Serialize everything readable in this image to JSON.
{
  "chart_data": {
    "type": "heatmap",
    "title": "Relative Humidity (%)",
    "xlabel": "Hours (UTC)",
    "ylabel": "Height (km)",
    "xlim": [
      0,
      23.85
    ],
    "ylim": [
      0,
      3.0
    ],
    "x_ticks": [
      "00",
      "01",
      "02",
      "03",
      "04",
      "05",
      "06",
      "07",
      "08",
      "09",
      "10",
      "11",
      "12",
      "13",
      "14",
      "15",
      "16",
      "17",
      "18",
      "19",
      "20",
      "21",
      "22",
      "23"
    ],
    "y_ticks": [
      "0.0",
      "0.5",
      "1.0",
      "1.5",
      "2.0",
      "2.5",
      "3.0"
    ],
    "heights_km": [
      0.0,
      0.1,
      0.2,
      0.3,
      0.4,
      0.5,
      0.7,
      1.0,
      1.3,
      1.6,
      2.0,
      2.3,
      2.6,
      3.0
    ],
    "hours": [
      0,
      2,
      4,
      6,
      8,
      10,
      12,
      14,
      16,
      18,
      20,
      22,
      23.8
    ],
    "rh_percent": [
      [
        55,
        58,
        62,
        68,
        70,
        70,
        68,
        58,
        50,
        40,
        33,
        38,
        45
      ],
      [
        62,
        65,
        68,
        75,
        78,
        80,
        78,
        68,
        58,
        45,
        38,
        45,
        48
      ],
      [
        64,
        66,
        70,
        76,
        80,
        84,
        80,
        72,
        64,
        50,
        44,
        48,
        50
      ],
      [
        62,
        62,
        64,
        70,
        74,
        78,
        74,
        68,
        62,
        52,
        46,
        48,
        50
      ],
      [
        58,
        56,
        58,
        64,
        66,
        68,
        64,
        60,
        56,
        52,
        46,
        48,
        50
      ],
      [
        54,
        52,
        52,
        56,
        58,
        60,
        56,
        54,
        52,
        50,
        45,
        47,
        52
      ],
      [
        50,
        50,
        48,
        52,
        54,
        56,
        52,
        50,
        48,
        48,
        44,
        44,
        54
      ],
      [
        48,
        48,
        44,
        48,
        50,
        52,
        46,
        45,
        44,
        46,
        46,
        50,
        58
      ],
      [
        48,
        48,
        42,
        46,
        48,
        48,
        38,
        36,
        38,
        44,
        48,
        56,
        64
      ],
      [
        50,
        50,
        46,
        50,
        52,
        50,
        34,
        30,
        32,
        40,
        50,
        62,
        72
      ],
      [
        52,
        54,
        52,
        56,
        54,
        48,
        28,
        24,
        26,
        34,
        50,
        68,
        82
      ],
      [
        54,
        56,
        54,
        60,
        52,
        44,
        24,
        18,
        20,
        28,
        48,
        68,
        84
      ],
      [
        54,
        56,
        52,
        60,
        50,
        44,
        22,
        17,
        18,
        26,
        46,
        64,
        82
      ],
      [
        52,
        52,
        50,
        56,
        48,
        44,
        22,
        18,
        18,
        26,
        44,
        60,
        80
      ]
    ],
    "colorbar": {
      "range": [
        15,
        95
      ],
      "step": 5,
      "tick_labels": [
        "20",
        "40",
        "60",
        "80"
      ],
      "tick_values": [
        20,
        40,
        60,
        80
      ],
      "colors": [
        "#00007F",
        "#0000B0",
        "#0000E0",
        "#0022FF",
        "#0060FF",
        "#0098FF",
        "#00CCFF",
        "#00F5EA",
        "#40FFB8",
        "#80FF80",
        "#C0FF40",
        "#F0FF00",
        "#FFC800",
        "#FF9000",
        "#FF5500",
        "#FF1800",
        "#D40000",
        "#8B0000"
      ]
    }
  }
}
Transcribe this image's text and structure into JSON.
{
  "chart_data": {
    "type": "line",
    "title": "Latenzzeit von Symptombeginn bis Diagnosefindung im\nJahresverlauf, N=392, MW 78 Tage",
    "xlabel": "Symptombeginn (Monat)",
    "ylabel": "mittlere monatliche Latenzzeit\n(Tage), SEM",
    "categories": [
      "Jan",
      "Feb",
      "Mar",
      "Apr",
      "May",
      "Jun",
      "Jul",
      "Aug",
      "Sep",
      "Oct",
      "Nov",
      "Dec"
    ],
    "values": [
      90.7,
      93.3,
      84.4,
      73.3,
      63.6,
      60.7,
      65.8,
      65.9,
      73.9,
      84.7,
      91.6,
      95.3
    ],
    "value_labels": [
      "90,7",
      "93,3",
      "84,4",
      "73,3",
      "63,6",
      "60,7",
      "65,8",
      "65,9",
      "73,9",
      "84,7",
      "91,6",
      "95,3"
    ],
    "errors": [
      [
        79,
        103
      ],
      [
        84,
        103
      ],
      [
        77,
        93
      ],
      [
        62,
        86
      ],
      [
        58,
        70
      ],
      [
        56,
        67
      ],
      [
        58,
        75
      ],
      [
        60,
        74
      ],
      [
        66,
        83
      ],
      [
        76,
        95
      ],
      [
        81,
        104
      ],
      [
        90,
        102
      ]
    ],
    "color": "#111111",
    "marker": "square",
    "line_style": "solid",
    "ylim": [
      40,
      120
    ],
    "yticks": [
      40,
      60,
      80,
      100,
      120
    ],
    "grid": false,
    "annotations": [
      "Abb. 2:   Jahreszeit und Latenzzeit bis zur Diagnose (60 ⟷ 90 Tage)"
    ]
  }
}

| WHAT YOU WILL DO |
From the entries above, list each line with "Tage" in it.

| RESPONSE FOR THIS EXERCISE |
    "title": "Latenzzeit von Symptombeginn bis Diagnosefindung im\nJahresverlauf, N=392, MW 78 Tage",
    "ylabel": "mittlere monatliche Latenzzeit\n(Tage), SEM",
      "Abb. 2:   Jahreszeit und Latenzzeit bis zur Diagnose (60 ⟷ 90 Tage)"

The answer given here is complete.